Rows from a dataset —
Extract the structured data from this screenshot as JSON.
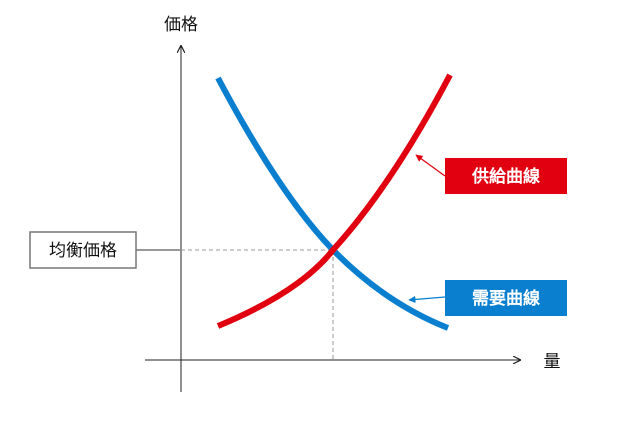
{
  "axes": {
    "y_label": "価格",
    "x_label": "量"
  },
  "labels": {
    "supply": "供給曲線",
    "demand": "需要曲線",
    "equilibrium": "均衡価格"
  }
}
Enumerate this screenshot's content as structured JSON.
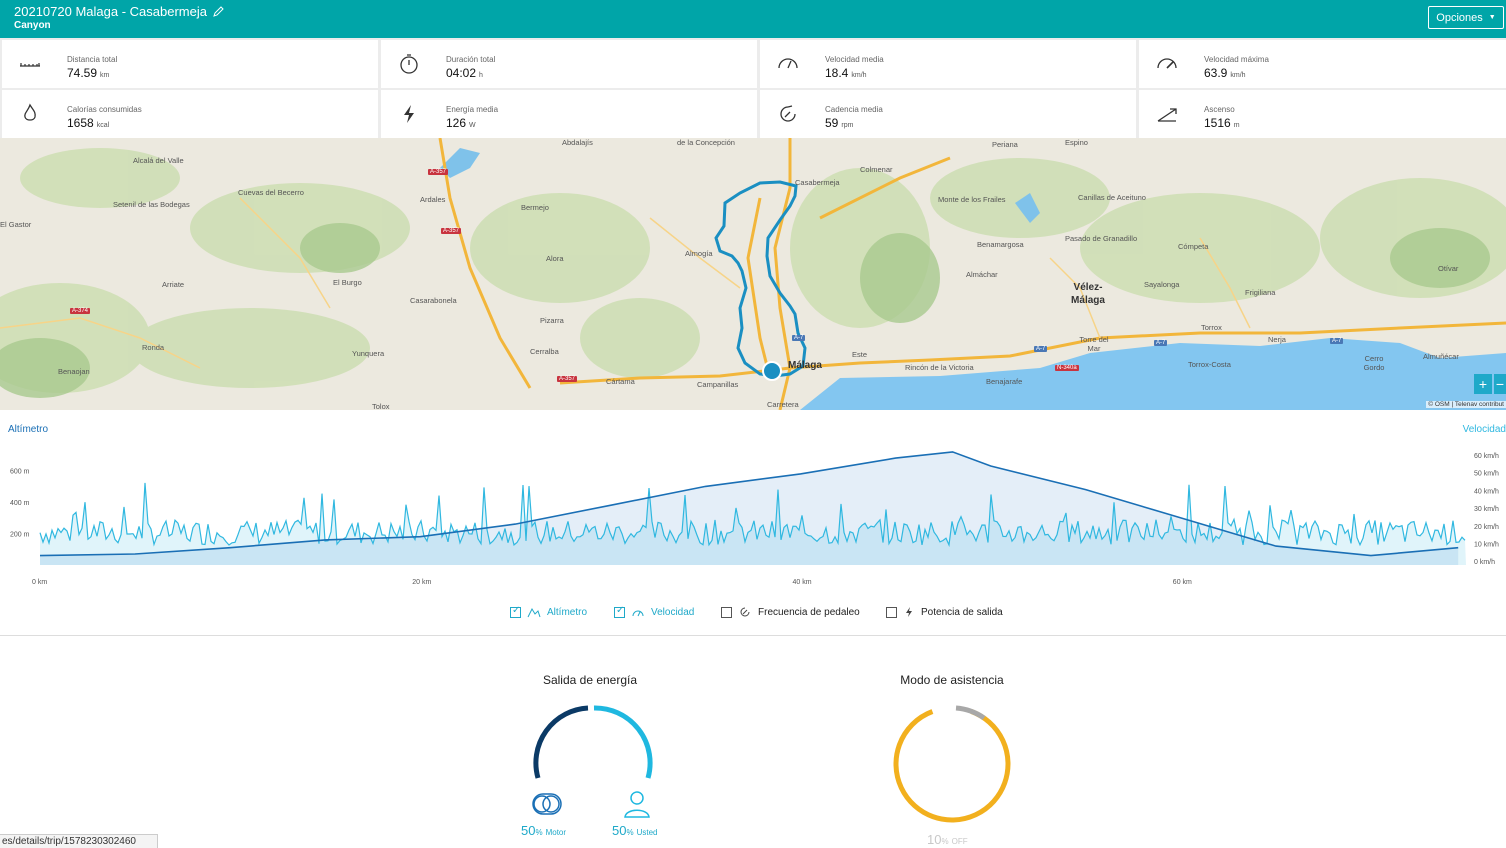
{
  "header": {
    "title": "20210720 Malaga - Casabermeja",
    "subtitle": "Canyon",
    "options_label": "Opciones"
  },
  "stats": [
    {
      "label": "Distancia total",
      "value": "74.59",
      "unit": "km",
      "icon": "ruler-icon"
    },
    {
      "label": "Duración total",
      "value": "04:02",
      "unit": "h",
      "icon": "stopwatch-icon"
    },
    {
      "label": "Velocidad media",
      "value": "18.4",
      "unit": "km/h",
      "icon": "gauge-icon"
    },
    {
      "label": "Velocidad máxima",
      "value": "63.9",
      "unit": "km/h",
      "icon": "gauge-max-icon"
    },
    {
      "label": "Calorías consumidas",
      "value": "1658",
      "unit": "kcal",
      "icon": "flame-icon"
    },
    {
      "label": "Energía media",
      "value": "126",
      "unit": "W",
      "icon": "lightning-icon"
    },
    {
      "label": "Cadencia media",
      "value": "59",
      "unit": "rpm",
      "icon": "cadence-icon"
    },
    {
      "label": "Ascenso",
      "value": "1516",
      "unit": "m",
      "icon": "ascent-icon"
    }
  ],
  "map": {
    "places": [
      "Alcalá del Valle",
      "Setenil de las Bodegas",
      "El Gastor",
      "Cuevas del Becerro",
      "Ardales",
      "Bermejo",
      "Abdalajís",
      "de la Concepción",
      "Casabermeja",
      "Colmenar",
      "Periana",
      "Espino",
      "Canillas de Aceituno",
      "Monte de los Frailes",
      "Pasado de Granadillo",
      "Alora",
      "Almogía",
      "Arriate",
      "Ronda",
      "El Burgo",
      "Casarabonela",
      "Pizarra",
      "Cerralba",
      "Benaojan",
      "Yunquera",
      "Tolox",
      "Cártama",
      "Campanillas",
      "Málaga",
      "Carretera",
      "Este",
      "Rincón de la Victoria",
      "Benajarafe",
      "Almáchar",
      "Benamargosa",
      "Vélez-Málaga",
      "Sayalonga",
      "Cómpeta",
      "Frigiliana",
      "Otívar",
      "Torrox",
      "Torre del Mar",
      "Torrox-Costa",
      "Nerja",
      "Cerro Gordo",
      "Almuñécar"
    ],
    "roads": [
      "A-357",
      "A-357",
      "A-374",
      "A-357",
      "A-7",
      "A-7",
      "A-7",
      "A-7",
      "N-340a"
    ],
    "attribution": "© OSM | Telenav contribut",
    "zoom_in": "+",
    "zoom_out": "−"
  },
  "chart": {
    "left_axis_title": "Altímetro",
    "right_axis_title": "Velocidad",
    "left_ticks": [
      "600 m",
      "400 m",
      "200 m"
    ],
    "right_ticks": [
      "60 km/h",
      "50 km/h",
      "40 km/h",
      "30 km/h",
      "20 km/h",
      "10 km/h",
      "0 km/h"
    ],
    "x_ticks": [
      "0 km",
      "20 km",
      "40 km",
      "60 km"
    ]
  },
  "chart_data": {
    "type": "line",
    "x": [
      0,
      5,
      10,
      15,
      20,
      25,
      30,
      35,
      40,
      45,
      48,
      50,
      55,
      60,
      65,
      70,
      74.59
    ],
    "series": [
      {
        "name": "Altímetro",
        "values": [
          60,
          70,
          110,
          160,
          180,
          260,
          380,
          500,
          580,
          680,
          720,
          630,
          480,
          300,
          120,
          60,
          110
        ]
      }
    ],
    "xlim": [
      0,
      75
    ],
    "ylim": [
      0,
      700
    ],
    "y2lim": [
      0,
      60
    ]
  },
  "legend": [
    {
      "label": "Altímetro",
      "checked": true,
      "icon": "altimeter-icon"
    },
    {
      "label": "Velocidad",
      "checked": true,
      "icon": "gauge-icon"
    },
    {
      "label": "Frecuencia de pedaleo",
      "checked": false,
      "icon": "cadence-icon"
    },
    {
      "label": "Potencia de salida",
      "checked": false,
      "icon": "lightning-icon"
    }
  ],
  "energy": {
    "title": "Salida de energía",
    "motor_pct": "50",
    "motor_label": "Motor",
    "user_pct": "50",
    "user_label": "Usted",
    "pct_sign": "%",
    "colors": {
      "motor": "#0b3a66",
      "user": "#1fb8e0"
    }
  },
  "assist": {
    "title": "Modo de asistencia",
    "off_pct": "10",
    "off_label": "OFF",
    "pct_sign": "%",
    "colors": {
      "main": "#f2b01e",
      "off": "#a8a8a8"
    }
  },
  "status_url": "es/details/trip/1578230302460"
}
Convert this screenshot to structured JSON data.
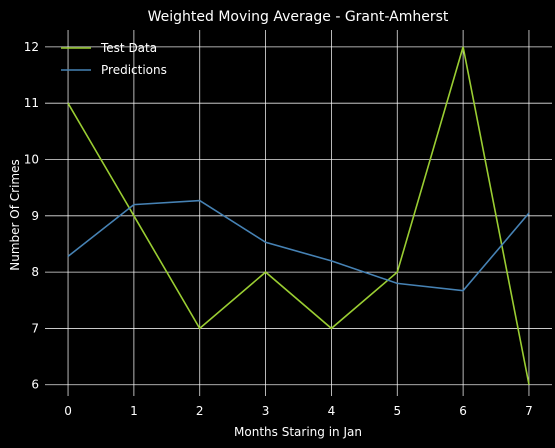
{
  "chart_data": {
    "type": "line",
    "title": "Weighted Moving Average - Grant-Amherst",
    "xlabel": "Months Staring in Jan",
    "ylabel": "Number Of Crimes",
    "x": [
      0,
      1,
      2,
      3,
      4,
      5,
      6,
      7
    ],
    "xlim": [
      -0.35,
      7.35
    ],
    "ylim": [
      5.8,
      12.3
    ],
    "xticks": [
      0,
      1,
      2,
      3,
      4,
      5,
      6,
      7
    ],
    "yticks": [
      6,
      7,
      8,
      9,
      10,
      11,
      12
    ],
    "grid": true,
    "legend": "top-left",
    "series": [
      {
        "name": "Test Data",
        "color": "#9acd32",
        "values": [
          11,
          9,
          7,
          8,
          7,
          8,
          12,
          6
        ]
      },
      {
        "name": "Predictions",
        "color": "#4682b4",
        "values": [
          8.28,
          9.2,
          9.27,
          8.53,
          8.2,
          7.8,
          7.67,
          9.05
        ]
      }
    ]
  }
}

Task objective —
Within the data above, pick out all lines holding the word "icon".

Correct result —
      "icon": "ruler-icon"
      "icon": "stopwatch-icon"
      "icon": "gauge-icon"
      "icon": "gauge-max-icon"
      "icon": "flame-icon"
      "icon": "lightning-icon"
      "icon": "cadence-icon"
      "icon": "ascent-icon"
      "icon": "altimeter-icon"
      "icon": "gauge-icon"
      "icon": "cadence-icon"
      "icon": "lightning-icon"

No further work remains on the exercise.